__Problem to solve__
Return the number of lines in which the word "文员工服" appears; add nothing else.

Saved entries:
================
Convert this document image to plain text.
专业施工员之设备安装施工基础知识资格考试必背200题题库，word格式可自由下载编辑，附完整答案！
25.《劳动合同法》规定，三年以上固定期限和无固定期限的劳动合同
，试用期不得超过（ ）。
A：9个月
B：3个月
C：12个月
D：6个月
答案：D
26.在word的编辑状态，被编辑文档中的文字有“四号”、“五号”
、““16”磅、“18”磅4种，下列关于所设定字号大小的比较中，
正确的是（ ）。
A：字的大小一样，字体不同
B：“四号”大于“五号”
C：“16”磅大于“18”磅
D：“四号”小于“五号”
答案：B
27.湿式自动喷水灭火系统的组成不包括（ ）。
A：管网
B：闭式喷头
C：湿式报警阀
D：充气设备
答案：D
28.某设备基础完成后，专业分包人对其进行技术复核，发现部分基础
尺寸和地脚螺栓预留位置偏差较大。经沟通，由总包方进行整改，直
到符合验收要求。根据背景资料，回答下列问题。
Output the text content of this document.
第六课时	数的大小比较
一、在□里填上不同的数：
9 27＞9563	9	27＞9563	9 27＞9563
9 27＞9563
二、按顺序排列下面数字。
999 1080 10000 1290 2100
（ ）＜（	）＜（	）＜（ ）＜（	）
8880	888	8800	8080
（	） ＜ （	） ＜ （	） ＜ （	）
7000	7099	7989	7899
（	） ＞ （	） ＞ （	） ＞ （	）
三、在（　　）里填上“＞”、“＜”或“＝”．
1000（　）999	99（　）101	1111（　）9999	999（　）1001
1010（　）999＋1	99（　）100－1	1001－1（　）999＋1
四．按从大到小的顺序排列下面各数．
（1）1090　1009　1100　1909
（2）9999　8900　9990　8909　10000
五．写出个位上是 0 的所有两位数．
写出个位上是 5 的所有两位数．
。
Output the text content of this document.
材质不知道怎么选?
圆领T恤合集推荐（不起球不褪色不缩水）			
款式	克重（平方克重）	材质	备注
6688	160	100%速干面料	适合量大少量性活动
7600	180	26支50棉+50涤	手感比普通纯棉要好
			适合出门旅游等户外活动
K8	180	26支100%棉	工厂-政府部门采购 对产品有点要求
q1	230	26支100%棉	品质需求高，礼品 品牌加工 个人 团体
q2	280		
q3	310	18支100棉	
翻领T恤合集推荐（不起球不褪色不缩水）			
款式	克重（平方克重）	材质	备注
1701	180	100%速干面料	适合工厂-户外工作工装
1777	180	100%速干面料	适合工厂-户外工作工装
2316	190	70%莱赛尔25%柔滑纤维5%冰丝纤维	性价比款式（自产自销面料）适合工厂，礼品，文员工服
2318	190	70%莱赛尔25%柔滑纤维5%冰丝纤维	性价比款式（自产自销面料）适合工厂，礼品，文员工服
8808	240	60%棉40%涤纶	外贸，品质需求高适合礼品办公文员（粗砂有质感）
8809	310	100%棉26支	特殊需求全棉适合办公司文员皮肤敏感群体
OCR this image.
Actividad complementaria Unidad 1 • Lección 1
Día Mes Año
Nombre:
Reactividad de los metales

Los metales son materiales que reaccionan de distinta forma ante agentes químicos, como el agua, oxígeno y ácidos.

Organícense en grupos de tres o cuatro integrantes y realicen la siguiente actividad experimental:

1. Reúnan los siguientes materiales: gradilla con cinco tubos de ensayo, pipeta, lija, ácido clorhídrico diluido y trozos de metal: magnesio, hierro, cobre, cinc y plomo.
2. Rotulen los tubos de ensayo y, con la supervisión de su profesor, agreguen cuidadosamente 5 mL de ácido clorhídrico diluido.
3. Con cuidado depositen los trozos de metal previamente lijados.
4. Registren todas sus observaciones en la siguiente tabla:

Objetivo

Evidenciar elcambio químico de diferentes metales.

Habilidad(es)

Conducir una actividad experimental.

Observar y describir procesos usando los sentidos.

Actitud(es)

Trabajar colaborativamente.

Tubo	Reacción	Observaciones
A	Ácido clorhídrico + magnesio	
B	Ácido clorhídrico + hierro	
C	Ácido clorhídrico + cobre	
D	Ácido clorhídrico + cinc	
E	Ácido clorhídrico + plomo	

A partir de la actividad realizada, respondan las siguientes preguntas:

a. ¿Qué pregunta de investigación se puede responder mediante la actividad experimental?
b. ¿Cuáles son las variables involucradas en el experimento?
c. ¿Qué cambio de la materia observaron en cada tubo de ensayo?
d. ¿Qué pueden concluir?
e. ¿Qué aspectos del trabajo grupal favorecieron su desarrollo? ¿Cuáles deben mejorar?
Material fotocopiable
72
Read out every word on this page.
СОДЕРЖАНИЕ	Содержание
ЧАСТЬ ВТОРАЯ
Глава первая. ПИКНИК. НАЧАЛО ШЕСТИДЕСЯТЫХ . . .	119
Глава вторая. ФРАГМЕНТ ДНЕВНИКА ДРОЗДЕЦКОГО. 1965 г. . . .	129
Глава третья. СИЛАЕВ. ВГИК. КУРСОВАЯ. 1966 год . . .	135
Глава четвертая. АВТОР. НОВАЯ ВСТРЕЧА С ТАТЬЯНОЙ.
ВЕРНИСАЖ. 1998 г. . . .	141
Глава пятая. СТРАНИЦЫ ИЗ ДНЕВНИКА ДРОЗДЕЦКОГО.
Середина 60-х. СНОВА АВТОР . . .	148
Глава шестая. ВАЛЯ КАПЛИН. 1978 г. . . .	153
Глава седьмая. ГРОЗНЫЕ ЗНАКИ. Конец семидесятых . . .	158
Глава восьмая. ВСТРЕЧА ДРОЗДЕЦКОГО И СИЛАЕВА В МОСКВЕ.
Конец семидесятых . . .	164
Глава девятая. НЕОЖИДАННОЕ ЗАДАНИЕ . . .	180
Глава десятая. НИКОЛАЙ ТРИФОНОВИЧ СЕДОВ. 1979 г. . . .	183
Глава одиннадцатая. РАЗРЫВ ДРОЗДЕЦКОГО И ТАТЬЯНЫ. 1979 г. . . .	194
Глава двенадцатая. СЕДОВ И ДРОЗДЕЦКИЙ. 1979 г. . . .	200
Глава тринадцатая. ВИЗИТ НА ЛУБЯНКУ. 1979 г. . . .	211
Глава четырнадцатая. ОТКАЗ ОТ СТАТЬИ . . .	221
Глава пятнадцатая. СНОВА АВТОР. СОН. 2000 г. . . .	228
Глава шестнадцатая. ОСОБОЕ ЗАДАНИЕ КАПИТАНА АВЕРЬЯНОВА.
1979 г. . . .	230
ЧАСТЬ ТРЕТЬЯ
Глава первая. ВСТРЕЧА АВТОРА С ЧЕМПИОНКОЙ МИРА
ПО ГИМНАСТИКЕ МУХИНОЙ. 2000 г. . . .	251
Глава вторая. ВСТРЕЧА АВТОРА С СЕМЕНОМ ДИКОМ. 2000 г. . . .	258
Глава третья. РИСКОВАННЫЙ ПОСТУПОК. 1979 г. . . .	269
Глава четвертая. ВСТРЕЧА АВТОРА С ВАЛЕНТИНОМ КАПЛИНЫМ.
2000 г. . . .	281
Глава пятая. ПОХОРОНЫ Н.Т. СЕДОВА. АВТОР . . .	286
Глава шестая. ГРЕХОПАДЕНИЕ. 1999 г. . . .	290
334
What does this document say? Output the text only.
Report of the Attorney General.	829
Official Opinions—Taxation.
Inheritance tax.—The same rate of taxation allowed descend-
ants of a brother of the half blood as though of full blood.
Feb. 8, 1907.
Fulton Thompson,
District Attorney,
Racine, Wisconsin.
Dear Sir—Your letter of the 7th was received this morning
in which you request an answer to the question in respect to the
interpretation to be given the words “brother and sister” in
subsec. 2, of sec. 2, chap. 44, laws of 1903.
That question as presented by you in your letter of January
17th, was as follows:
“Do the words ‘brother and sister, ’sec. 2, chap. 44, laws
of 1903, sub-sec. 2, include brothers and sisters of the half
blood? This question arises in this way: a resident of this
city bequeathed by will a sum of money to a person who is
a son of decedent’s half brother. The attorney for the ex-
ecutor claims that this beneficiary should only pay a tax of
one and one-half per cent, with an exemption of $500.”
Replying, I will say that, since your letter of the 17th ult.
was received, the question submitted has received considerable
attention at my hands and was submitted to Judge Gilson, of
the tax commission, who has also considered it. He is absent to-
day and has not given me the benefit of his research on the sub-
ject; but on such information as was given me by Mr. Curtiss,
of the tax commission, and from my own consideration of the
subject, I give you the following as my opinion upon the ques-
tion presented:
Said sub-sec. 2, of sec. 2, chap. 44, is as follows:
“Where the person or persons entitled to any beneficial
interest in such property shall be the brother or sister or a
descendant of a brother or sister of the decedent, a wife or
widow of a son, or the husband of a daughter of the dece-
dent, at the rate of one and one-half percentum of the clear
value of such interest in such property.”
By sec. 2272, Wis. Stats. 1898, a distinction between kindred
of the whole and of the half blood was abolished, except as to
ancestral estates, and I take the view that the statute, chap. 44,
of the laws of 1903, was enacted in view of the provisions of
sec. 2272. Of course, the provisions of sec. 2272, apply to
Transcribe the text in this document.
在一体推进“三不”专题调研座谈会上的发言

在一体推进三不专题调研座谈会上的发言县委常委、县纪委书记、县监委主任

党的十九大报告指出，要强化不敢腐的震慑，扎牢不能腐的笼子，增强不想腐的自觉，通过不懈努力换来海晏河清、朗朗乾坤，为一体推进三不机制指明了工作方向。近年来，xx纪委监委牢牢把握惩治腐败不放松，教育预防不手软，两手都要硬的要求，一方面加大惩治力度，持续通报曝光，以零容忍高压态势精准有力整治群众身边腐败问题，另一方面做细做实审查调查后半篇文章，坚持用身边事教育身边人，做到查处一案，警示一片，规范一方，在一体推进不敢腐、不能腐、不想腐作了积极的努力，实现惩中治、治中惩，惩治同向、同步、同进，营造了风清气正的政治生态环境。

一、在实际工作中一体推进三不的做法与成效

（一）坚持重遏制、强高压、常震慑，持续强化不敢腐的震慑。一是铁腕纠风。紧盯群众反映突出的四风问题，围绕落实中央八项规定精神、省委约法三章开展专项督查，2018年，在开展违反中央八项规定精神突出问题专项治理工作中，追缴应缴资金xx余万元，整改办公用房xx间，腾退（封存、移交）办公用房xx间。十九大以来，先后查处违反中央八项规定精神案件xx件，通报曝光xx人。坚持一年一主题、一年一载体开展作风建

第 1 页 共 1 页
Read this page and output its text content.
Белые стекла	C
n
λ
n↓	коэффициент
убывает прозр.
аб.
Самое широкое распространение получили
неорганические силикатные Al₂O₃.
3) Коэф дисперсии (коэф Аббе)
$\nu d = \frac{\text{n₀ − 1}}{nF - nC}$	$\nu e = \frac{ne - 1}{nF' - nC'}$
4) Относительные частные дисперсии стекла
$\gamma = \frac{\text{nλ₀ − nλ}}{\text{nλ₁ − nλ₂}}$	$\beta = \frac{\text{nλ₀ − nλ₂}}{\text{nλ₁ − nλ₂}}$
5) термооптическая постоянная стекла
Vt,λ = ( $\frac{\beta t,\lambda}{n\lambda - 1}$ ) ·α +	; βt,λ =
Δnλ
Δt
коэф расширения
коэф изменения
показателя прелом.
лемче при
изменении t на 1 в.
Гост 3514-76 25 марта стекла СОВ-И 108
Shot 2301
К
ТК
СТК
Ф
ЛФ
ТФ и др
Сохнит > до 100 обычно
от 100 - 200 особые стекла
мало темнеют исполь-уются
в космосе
================
__Exercise output__
2